## TASK GOAL
Copy the data below word for word, from the start through the line containing "faded-ring [965,586,1025,666]", both ends included.

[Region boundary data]
****************

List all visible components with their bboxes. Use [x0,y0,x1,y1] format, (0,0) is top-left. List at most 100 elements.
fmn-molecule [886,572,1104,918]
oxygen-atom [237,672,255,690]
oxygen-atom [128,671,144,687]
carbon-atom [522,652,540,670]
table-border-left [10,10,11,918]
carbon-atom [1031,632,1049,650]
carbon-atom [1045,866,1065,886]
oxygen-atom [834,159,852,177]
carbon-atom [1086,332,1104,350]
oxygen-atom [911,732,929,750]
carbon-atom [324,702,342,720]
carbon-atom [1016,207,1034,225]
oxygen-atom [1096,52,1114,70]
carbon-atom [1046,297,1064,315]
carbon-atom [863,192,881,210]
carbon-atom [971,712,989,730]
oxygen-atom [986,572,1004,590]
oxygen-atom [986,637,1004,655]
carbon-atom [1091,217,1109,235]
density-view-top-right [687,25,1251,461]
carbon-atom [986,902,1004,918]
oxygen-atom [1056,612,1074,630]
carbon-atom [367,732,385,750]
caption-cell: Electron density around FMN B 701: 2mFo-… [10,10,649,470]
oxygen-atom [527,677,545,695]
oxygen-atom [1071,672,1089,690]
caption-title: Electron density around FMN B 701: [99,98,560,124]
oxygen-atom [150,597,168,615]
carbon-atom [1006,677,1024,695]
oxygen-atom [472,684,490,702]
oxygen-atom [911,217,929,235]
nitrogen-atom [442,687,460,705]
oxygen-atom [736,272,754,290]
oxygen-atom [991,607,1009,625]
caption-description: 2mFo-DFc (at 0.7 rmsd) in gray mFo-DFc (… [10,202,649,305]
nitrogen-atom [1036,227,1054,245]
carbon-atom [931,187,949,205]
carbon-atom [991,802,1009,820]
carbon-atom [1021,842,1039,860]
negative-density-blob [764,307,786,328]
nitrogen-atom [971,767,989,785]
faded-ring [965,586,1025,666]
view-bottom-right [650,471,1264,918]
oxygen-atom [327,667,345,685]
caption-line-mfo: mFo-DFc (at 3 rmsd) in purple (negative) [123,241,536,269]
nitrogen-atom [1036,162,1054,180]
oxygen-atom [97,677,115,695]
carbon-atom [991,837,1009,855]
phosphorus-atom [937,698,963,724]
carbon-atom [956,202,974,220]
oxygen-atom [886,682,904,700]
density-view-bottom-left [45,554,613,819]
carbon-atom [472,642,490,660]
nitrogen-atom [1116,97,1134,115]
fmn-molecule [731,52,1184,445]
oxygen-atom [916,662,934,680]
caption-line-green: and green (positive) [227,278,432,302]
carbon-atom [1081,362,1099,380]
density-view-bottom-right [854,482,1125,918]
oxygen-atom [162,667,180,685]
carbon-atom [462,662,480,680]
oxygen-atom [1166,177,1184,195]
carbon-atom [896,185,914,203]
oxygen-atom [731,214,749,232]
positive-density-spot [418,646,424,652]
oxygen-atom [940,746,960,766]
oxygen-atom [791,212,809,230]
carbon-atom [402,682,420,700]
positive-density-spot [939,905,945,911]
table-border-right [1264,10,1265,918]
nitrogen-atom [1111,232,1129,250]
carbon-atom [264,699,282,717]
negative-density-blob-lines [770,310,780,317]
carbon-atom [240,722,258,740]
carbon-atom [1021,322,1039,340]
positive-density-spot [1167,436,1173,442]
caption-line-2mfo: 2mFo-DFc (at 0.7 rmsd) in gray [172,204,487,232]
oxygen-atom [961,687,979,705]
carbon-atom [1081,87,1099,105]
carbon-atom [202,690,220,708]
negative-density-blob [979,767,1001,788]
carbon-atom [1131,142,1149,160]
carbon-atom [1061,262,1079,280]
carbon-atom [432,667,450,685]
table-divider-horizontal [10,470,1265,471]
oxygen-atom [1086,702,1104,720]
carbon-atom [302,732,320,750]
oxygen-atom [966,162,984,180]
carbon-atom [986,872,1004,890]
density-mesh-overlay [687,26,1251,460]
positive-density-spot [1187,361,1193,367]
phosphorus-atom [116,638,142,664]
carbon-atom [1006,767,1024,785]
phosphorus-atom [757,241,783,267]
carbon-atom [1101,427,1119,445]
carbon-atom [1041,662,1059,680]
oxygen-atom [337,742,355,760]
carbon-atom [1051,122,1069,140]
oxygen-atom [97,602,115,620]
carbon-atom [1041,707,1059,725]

****************

## WRITTEN SOLUTION
List all visible components with their bboxes. Use [x0,y0,x1,y1] format, (0,0) is top-left. List at most 100 elements.
fmn-molecule [886,572,1104,918]
oxygen-atom [237,672,255,690]
oxygen-atom [128,671,144,687]
carbon-atom [522,652,540,670]
table-border-left [10,10,11,918]
carbon-atom [1031,632,1049,650]
carbon-atom [1045,866,1065,886]
oxygen-atom [834,159,852,177]
carbon-atom [1086,332,1104,350]
oxygen-atom [911,732,929,750]
carbon-atom [324,702,342,720]
carbon-atom [1016,207,1034,225]
oxygen-atom [1096,52,1114,70]
carbon-atom [1046,297,1064,315]
carbon-atom [863,192,881,210]
carbon-atom [971,712,989,730]
oxygen-atom [986,572,1004,590]
oxygen-atom [986,637,1004,655]
carbon-atom [1091,217,1109,235]
density-view-top-right [687,25,1251,461]
carbon-atom [986,902,1004,918]
oxygen-atom [1056,612,1074,630]
carbon-atom [367,732,385,750]
caption-cell: Electron density around FMN B 701: 2mFo-… [10,10,649,470]
oxygen-atom [527,677,545,695]
oxygen-atom [1071,672,1089,690]
caption-title: Electron density around FMN B 701: [99,98,560,124]
oxygen-atom [150,597,168,615]
carbon-atom [1006,677,1024,695]
oxygen-atom [472,684,490,702]
oxygen-atom [911,217,929,235]
nitrogen-atom [442,687,460,705]
oxygen-atom [736,272,754,290]
oxygen-atom [991,607,1009,625]
caption-description: 2mFo-DFc (at 0.7 rmsd) in gray mFo-DFc (… [10,202,649,305]
nitrogen-atom [1036,227,1054,245]
carbon-atom [931,187,949,205]
carbon-atom [991,802,1009,820]
carbon-atom [1021,842,1039,860]
negative-density-blob [764,307,786,328]
nitrogen-atom [971,767,989,785]
faded-ring [965,586,1025,666]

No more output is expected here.